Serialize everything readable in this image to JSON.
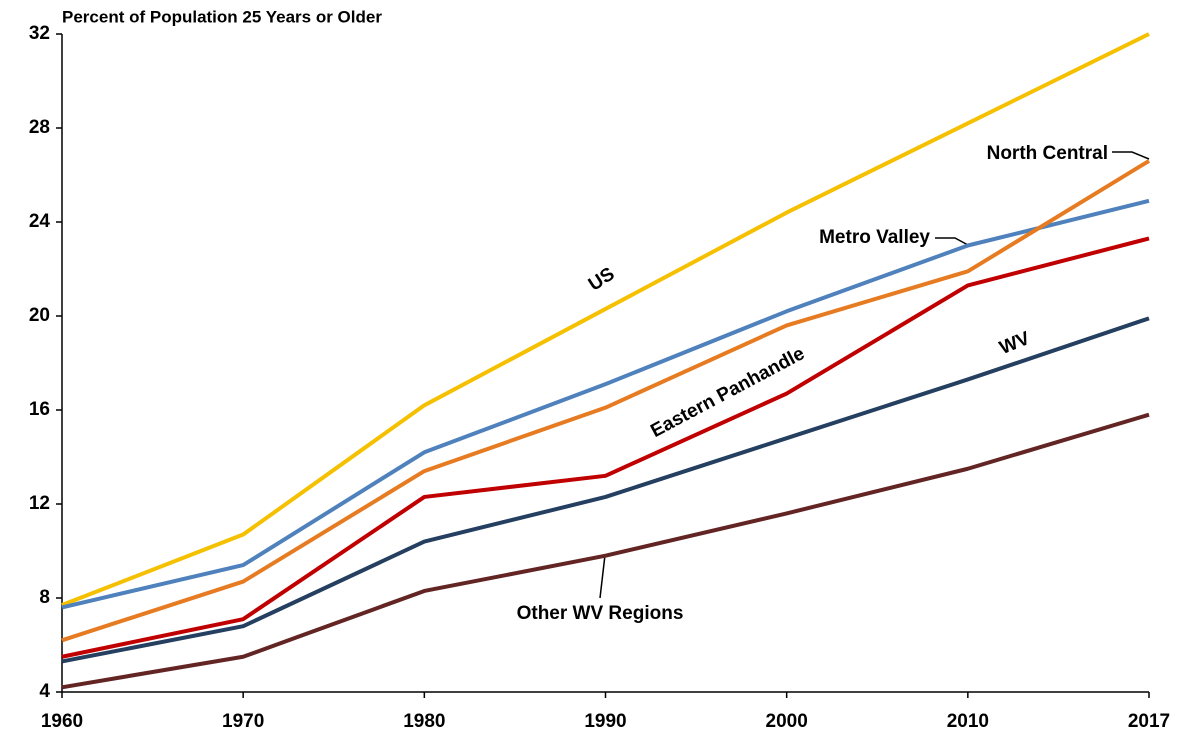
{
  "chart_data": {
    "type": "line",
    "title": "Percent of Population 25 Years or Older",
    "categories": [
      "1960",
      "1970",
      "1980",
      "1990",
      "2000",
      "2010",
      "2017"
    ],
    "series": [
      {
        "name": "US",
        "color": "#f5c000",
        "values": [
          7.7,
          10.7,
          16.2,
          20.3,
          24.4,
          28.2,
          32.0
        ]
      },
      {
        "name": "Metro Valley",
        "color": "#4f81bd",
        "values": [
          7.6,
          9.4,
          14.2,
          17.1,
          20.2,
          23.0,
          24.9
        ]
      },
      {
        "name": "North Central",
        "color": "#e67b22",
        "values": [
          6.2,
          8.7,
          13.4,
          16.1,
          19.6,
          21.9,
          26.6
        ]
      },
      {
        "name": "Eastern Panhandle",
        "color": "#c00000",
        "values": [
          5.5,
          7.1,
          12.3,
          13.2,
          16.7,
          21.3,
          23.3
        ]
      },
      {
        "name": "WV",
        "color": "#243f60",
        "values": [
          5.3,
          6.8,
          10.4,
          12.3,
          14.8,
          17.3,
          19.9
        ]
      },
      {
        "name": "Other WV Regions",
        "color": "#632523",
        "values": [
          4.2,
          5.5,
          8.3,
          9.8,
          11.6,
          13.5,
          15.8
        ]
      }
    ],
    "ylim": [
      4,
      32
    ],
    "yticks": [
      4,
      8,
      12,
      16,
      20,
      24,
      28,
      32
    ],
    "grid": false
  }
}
==
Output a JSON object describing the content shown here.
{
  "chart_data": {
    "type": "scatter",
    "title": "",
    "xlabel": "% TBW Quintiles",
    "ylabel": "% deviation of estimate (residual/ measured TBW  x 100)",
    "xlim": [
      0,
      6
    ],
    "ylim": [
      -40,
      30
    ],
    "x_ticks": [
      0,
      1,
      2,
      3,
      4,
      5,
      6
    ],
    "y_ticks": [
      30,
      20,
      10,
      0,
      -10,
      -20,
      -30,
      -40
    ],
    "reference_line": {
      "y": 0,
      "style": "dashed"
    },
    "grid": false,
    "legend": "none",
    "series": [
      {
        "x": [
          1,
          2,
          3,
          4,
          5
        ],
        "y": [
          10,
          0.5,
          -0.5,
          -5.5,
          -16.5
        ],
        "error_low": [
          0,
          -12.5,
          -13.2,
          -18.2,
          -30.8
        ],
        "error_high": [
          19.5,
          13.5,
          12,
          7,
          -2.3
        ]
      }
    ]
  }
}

## PROBLEM REQUIREMENTS
Find every line in the records above that holds the word "title", and copy each one.

## RESULT
    "title": "Percent of Population 25 Years or Older",
    "title": "",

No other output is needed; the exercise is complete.